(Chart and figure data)
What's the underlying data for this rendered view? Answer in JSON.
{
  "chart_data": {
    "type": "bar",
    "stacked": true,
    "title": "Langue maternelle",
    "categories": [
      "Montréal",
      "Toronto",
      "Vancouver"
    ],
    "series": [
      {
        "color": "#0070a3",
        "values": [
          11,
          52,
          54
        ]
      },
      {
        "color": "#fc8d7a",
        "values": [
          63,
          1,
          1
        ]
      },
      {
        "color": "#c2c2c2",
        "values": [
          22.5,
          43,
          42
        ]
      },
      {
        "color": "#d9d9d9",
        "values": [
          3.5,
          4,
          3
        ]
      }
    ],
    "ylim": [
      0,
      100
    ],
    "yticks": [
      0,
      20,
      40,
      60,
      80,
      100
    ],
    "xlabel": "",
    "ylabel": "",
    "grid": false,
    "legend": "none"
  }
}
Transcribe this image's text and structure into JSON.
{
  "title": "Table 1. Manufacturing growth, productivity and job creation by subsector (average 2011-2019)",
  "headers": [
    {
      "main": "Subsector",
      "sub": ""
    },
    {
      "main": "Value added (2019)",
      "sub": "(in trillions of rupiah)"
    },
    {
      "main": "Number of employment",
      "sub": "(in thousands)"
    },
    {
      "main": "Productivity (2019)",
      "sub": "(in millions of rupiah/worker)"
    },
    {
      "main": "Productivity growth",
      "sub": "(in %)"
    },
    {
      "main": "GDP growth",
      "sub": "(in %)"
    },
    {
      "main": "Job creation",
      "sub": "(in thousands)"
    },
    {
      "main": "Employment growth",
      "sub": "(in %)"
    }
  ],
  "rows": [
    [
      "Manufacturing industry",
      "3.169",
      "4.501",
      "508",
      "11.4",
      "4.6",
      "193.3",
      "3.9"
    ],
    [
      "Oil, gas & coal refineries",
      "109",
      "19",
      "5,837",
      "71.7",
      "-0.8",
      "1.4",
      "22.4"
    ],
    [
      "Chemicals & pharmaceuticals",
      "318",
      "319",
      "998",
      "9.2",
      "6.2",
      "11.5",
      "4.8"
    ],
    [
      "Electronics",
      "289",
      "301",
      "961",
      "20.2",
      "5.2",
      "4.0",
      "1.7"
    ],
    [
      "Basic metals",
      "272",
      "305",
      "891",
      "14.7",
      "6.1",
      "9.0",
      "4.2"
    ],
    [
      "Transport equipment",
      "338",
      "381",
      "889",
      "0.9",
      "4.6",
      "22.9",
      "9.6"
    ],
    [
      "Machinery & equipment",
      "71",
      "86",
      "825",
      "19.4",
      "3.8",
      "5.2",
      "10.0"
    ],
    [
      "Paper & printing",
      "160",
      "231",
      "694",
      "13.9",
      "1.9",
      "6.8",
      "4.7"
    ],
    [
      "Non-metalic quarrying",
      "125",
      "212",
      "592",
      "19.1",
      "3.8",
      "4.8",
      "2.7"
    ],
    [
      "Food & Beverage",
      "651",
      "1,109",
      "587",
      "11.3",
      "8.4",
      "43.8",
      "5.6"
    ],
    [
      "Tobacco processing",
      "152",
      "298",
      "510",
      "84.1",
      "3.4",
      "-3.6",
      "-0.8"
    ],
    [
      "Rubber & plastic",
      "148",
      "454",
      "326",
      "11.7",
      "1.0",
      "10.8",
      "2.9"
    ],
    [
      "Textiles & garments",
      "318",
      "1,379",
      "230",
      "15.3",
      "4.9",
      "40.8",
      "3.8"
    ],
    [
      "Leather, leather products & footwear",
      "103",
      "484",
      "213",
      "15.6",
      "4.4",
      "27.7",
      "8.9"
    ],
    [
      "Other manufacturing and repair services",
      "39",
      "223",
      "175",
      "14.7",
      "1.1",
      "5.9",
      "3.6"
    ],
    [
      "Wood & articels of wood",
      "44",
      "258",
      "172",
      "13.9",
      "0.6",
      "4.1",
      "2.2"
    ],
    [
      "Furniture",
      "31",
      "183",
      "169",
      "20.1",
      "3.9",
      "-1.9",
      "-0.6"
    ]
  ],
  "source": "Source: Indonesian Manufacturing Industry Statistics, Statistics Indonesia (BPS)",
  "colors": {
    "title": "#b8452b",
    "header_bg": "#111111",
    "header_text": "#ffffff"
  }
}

What is being asked =
In the records above, locate the lines holding the word "rupiah". Copy each of them.

Result =
      "sub": "(in trillions of rupiah)"
      "sub": "(in millions of rupiah/worker)"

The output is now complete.